● Directive
Filter the records below for the word "description". Copy each line that holds it.

● Records from a dataset
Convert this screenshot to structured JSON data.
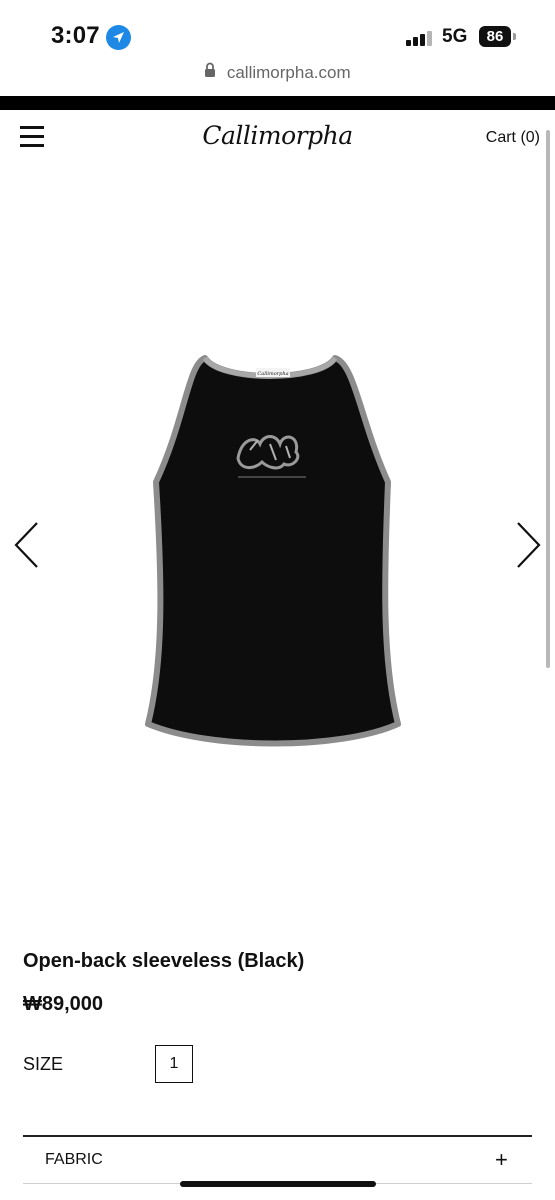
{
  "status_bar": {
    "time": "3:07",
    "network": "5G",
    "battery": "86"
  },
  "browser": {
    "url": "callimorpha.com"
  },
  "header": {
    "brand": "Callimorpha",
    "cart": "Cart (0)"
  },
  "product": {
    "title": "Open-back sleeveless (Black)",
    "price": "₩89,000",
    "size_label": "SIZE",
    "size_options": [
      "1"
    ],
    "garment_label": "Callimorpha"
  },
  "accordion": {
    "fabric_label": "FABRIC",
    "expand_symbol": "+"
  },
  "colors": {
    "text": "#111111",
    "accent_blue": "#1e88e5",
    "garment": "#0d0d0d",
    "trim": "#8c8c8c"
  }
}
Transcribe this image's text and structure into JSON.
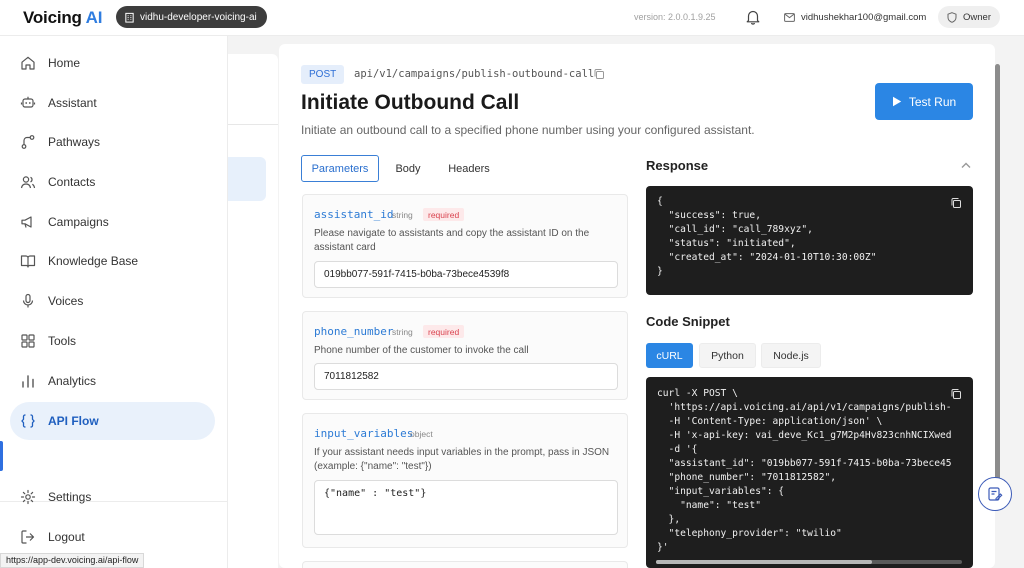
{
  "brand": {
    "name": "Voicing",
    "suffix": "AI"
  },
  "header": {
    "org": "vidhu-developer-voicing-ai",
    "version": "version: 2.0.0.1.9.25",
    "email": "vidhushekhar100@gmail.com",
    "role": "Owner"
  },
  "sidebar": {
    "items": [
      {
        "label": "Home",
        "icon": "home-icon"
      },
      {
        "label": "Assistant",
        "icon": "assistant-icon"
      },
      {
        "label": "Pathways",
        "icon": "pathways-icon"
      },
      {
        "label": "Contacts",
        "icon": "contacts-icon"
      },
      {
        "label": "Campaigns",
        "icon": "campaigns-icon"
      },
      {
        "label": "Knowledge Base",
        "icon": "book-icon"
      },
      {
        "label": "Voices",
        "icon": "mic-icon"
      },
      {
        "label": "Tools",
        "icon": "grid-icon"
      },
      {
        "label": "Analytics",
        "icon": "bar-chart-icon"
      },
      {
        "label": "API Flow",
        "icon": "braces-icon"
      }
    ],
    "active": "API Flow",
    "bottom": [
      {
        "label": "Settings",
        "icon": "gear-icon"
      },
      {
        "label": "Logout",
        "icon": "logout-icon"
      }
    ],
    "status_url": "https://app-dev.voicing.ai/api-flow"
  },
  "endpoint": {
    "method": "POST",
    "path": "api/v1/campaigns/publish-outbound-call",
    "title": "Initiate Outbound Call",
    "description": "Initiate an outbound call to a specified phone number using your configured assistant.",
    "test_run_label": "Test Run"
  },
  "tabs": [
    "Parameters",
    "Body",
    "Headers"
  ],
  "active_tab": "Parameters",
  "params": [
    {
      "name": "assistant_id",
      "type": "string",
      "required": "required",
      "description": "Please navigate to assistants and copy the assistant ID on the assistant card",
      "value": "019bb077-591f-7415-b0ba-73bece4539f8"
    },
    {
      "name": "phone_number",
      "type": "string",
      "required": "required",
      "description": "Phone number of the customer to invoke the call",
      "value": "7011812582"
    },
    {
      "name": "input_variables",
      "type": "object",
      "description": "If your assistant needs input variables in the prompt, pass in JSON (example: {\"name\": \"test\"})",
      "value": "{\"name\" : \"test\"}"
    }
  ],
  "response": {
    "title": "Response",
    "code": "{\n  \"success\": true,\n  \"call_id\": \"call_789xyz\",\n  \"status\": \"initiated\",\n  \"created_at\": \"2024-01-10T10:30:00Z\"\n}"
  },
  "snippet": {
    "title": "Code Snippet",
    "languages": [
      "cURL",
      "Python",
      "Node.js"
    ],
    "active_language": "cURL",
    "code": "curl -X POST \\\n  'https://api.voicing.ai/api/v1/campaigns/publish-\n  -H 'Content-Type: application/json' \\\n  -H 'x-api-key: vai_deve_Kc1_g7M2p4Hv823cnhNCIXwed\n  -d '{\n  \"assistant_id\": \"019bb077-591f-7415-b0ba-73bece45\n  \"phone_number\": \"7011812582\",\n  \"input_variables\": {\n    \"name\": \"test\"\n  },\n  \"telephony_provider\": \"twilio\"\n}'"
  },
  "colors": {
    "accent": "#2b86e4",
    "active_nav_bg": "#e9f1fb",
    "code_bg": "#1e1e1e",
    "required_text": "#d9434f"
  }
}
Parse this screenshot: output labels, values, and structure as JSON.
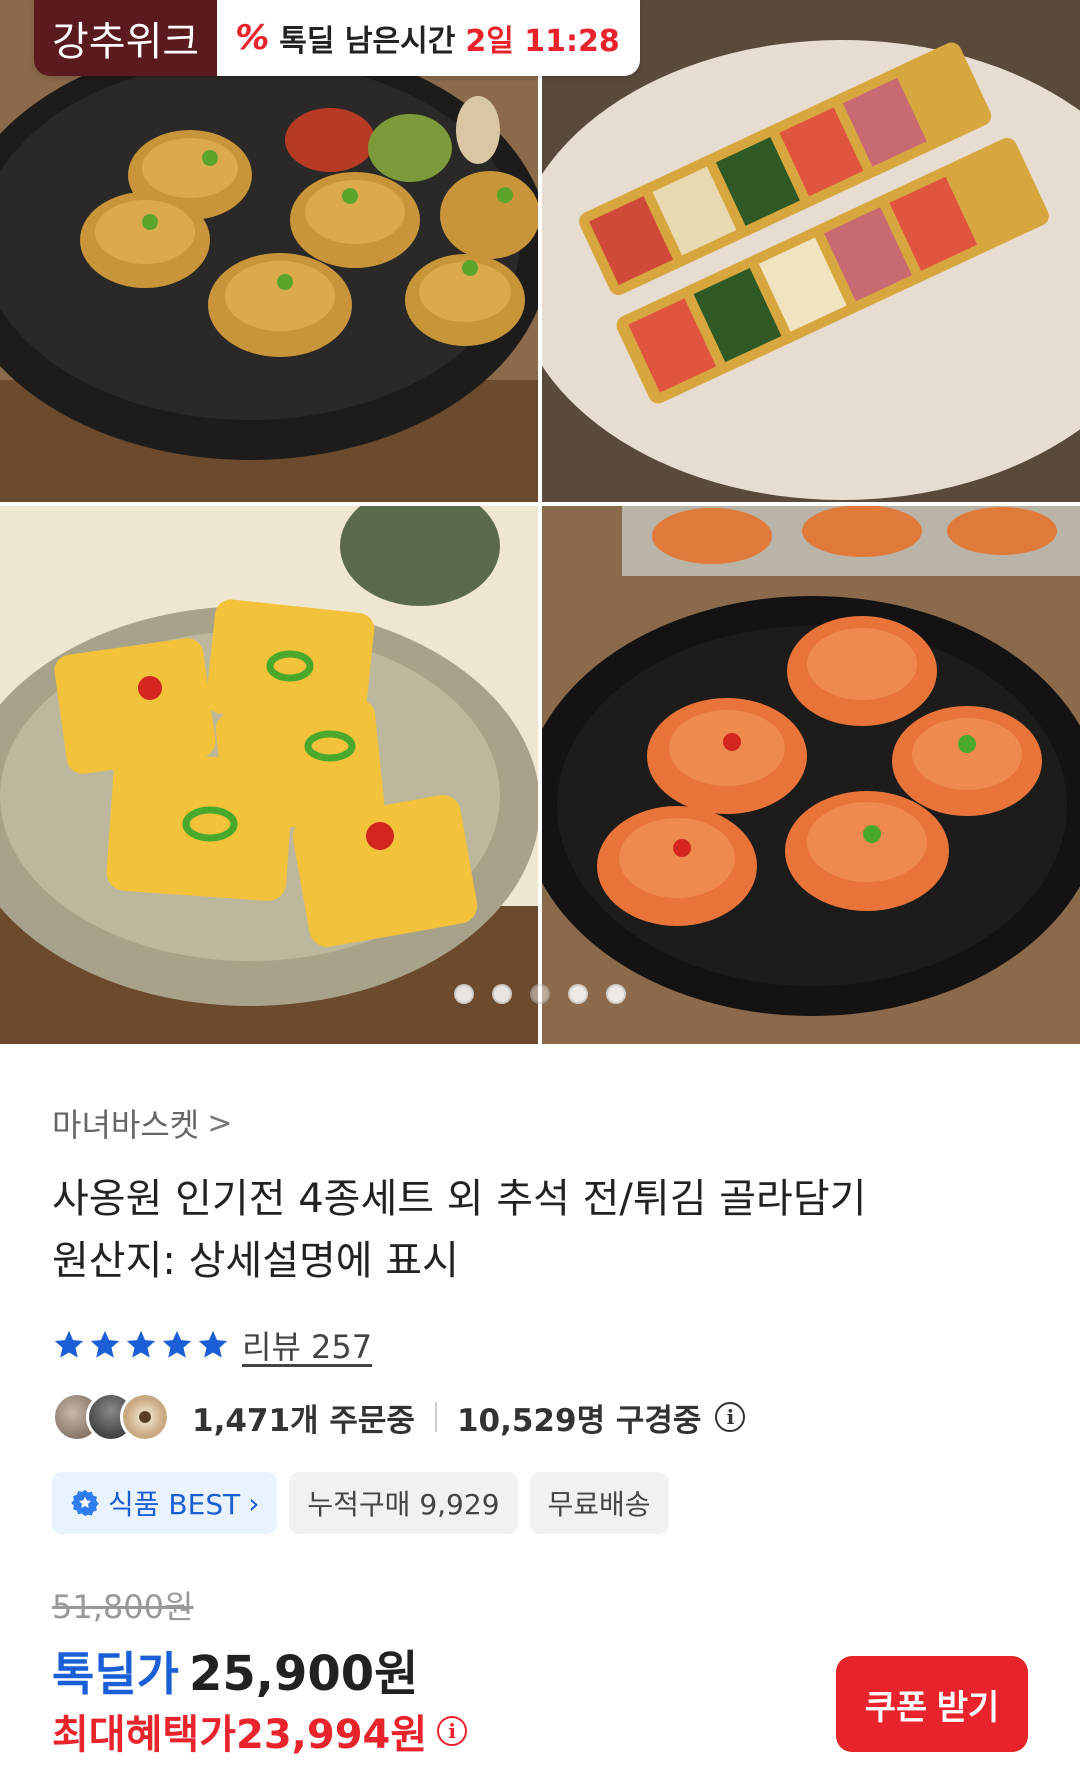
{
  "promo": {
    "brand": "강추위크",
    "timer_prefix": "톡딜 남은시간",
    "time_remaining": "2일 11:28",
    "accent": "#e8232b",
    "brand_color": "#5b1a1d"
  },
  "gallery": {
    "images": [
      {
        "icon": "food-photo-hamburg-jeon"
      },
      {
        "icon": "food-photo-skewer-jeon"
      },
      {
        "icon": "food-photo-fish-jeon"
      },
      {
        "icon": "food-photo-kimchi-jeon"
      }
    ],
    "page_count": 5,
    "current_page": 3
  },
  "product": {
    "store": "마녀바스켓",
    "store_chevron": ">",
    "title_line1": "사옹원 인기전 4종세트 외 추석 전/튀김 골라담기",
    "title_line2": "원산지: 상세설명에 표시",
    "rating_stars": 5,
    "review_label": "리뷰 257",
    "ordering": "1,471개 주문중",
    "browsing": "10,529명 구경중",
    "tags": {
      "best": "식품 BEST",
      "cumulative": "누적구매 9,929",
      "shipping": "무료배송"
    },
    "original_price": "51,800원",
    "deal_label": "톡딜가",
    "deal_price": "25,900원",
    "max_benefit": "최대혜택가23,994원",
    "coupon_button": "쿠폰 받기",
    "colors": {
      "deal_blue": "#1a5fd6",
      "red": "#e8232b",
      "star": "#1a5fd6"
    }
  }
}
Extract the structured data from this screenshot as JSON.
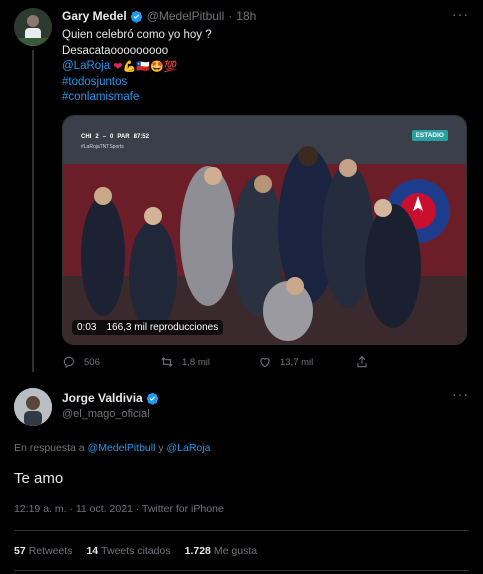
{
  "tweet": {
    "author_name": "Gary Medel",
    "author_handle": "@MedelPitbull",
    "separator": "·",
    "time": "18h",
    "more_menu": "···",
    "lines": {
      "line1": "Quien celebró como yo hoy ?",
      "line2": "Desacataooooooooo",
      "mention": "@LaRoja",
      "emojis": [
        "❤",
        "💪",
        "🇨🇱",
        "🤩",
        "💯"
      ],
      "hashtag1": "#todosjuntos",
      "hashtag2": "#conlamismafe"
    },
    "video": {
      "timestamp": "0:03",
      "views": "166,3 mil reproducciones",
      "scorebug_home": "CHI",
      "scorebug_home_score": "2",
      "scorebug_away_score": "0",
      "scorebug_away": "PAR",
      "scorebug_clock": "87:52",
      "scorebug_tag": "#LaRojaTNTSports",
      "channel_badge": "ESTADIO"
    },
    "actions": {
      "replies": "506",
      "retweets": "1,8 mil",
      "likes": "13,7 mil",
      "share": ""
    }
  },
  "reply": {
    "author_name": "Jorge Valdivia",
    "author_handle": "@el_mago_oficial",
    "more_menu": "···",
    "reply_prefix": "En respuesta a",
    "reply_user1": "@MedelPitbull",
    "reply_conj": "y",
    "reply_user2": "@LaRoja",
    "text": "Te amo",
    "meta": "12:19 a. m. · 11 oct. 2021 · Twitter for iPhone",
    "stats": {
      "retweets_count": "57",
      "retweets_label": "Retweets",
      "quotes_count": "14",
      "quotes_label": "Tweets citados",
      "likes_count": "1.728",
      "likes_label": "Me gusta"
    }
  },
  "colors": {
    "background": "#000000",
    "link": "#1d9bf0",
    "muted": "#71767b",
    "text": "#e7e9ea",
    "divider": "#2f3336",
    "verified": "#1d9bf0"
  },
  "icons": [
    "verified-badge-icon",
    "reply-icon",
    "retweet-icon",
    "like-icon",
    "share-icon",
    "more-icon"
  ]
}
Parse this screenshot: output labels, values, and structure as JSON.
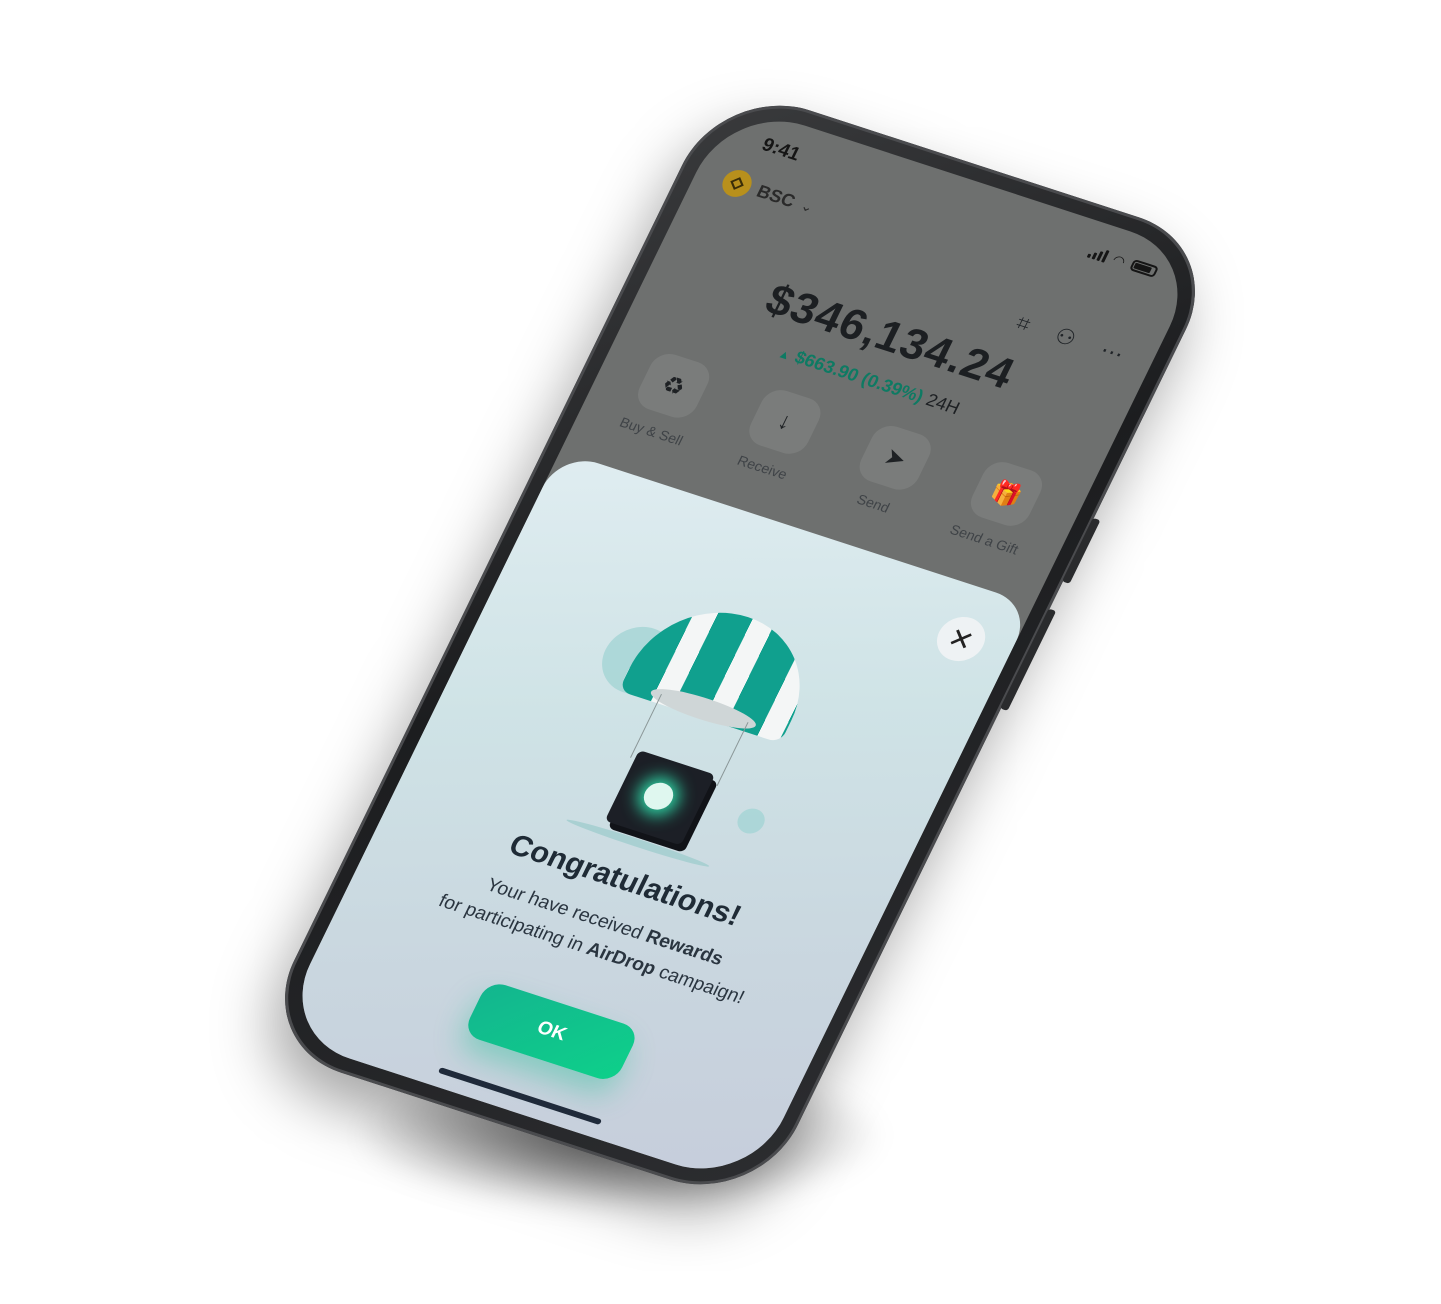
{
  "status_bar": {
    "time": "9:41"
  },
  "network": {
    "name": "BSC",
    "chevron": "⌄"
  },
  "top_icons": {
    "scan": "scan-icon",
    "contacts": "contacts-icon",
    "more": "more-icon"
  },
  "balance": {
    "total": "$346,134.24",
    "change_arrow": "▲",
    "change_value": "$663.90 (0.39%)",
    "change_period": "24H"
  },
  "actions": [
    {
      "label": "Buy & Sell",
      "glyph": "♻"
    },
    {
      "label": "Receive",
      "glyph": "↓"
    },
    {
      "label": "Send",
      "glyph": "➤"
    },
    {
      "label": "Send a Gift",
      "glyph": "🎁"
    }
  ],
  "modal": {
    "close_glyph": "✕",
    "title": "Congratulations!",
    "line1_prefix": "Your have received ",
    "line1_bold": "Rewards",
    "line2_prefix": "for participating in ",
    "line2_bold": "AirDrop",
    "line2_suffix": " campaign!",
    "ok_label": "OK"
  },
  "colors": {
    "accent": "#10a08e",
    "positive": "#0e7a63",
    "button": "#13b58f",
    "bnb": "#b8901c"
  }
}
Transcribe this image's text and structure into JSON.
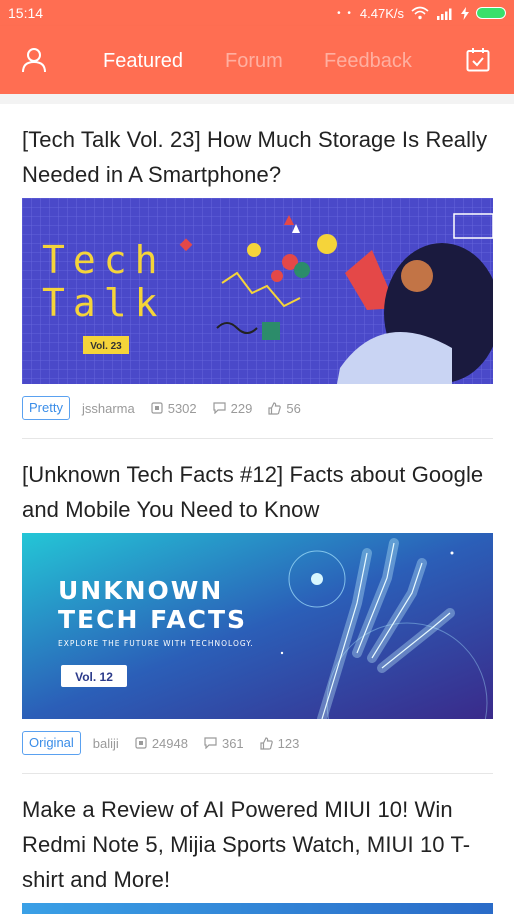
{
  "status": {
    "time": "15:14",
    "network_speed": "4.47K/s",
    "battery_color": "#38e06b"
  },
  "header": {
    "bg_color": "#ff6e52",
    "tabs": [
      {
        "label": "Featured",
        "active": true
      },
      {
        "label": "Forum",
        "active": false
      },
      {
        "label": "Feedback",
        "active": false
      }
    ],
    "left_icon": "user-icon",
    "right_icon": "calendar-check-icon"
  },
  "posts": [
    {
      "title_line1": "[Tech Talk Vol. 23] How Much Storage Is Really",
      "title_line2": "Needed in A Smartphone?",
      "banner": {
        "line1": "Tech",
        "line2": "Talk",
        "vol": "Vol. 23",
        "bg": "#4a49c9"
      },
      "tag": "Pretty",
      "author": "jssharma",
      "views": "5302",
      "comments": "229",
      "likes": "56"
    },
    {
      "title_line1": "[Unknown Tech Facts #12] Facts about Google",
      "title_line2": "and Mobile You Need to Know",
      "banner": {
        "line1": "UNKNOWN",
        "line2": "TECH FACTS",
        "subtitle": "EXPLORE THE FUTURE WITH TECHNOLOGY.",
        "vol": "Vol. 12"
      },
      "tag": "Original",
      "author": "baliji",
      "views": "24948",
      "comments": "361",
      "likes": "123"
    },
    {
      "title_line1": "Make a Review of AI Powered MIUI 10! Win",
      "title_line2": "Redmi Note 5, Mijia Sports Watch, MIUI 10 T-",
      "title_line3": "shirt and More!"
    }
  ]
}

● The solution
    "description": "Initiate an outbound call to a specified phone number using your configured assistant.",
      "description": "Please navigate to assistants and copy the assistant ID on the assistant card",
      "description": "Phone number of the customer to invoke the call",
      "description": "If your assistant needs input variables in the prompt, pass in JSON (example: {\"name\": \"test\"})",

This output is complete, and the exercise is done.